What needs to be done. Every entry that follows should be written out again exactly.

Dataset records.
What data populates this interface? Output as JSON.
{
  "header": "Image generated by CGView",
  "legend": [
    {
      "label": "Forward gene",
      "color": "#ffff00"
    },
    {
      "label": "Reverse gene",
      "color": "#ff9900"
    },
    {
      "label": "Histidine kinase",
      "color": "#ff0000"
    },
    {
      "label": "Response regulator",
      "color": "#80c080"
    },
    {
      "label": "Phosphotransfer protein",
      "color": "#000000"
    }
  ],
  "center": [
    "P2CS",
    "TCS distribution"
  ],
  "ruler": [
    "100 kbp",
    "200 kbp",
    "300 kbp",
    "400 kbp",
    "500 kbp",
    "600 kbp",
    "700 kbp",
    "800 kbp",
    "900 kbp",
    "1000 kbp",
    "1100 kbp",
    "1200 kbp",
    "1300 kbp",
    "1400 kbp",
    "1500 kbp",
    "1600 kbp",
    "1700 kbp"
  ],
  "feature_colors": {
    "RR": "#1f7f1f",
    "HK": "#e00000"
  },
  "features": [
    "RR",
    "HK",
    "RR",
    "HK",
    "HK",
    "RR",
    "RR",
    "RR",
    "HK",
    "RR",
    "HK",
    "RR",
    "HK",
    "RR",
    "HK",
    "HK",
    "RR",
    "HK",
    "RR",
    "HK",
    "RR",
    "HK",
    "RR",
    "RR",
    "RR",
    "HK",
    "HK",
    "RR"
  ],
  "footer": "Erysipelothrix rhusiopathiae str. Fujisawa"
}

Solution to the problem.
What data populates this interface? Output as JSON.
{
  "header": "Image generated by CGView",
  "legend": [
    {
      "label": "Forward gene",
      "color": "#ffff00"
    },
    {
      "label": "Reverse gene",
      "color": "#ff9900"
    },
    {
      "label": "Histidine kinase",
      "color": "#ff0000"
    },
    {
      "label": "Response regulator",
      "color": "#80c080"
    },
    {
      "label": "Phosphotransfer protein",
      "color": "#000000"
    }
  ],
  "center": [
    "P2CS",
    "TCS distribution"
  ],
  "ruler": [
    "100 kbp",
    "200 kbp",
    "300 kbp",
    "400 kbp",
    "500 kbp",
    "600 kbp",
    "700 kbp",
    "800 kbp",
    "900 kbp",
    "1000 kbp",
    "1100 kbp",
    "1200 kbp",
    "1300 kbp",
    "1400 kbp",
    "1500 kbp",
    "1600 kbp",
    "1700 kbp"
  ],
  "feature_colors": {
    "RR": "#1f7f1f",
    "HK": "#e00000"
  },
  "features": [
    "RR",
    "HK",
    "RR",
    "HK",
    "HK",
    "RR",
    "RR",
    "RR",
    "HK",
    "RR",
    "HK",
    "RR",
    "HK",
    "RR",
    "HK",
    "HK",
    "RR",
    "HK",
    "RR",
    "HK",
    "RR",
    "HK",
    "RR",
    "RR",
    "RR",
    "HK",
    "HK",
    "RR"
  ],
  "footer": "Erysipelothrix rhusiopathiae str. Fujisawa"
}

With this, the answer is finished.